--- Start Exercise material ---

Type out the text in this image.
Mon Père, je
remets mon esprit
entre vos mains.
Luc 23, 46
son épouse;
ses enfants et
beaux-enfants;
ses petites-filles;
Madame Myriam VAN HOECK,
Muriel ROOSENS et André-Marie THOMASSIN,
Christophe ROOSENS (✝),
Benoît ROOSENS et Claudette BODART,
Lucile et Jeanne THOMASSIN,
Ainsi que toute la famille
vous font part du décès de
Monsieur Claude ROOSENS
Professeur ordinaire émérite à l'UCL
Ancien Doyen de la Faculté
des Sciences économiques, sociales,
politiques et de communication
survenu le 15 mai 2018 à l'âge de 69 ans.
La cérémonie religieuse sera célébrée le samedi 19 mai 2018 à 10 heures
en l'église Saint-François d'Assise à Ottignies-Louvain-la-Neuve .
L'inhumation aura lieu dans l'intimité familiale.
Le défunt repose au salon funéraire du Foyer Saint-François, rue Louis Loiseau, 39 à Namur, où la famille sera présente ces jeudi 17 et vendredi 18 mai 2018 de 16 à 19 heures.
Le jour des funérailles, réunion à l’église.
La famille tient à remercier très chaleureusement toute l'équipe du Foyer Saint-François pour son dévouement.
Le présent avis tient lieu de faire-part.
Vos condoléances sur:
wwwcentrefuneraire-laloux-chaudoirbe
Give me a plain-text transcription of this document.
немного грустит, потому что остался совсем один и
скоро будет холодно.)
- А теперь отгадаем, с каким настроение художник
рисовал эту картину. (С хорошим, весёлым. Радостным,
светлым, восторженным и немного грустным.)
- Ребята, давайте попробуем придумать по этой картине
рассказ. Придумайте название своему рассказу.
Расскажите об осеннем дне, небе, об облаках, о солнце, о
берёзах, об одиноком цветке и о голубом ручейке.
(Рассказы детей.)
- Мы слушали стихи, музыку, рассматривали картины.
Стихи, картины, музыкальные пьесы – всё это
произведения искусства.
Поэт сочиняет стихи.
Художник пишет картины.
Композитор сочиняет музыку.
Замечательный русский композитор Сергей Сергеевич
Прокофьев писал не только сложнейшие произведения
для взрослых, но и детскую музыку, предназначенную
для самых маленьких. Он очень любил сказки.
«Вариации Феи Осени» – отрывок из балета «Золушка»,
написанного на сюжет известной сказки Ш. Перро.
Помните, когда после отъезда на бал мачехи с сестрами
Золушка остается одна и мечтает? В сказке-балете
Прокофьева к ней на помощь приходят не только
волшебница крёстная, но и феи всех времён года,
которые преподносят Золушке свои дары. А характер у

--- End Exercise material ---

> **What this task involves**: With both ends included, please retype exactly the lines from the line containing "Give me a plain-text" to the final line of the data.

> **Response to the task**:
Give me a plain-text transcription of this document.
немного грустит, потому что остался совсем один и
скоро будет холодно.)
- А теперь отгадаем, с каким настроение художник
рисовал эту картину. (С хорошим, весёлым. Радостным,
светлым, восторженным и немного грустным.)
- Ребята, давайте попробуем придумать по этой картине
рассказ. Придумайте название своему рассказу.
Расскажите об осеннем дне, небе, об облаках, о солнце, о
берёзах, об одиноком цветке и о голубом ручейке.
(Рассказы детей.)
- Мы слушали стихи, музыку, рассматривали картины.
Стихи, картины, музыкальные пьесы – всё это
произведения искусства.
Поэт сочиняет стихи.
Художник пишет картины.
Композитор сочиняет музыку.
Замечательный русский композитор Сергей Сергеевич
Прокофьев писал не только сложнейшие произведения
для взрослых, но и детскую музыку, предназначенную
для самых маленьких. Он очень любил сказки.
«Вариации Феи Осени» – отрывок из балета «Золушка»,
написанного на сюжет известной сказки Ш. Перро.
Помните, когда после отъезда на бал мачехи с сестрами
Золушка остается одна и мечтает? В сказке-балете
Прокофьева к ней на помощь приходят не только
волшебница крёстная, но и феи всех времён года,
которые преподносят Золушке свои дары. А характер у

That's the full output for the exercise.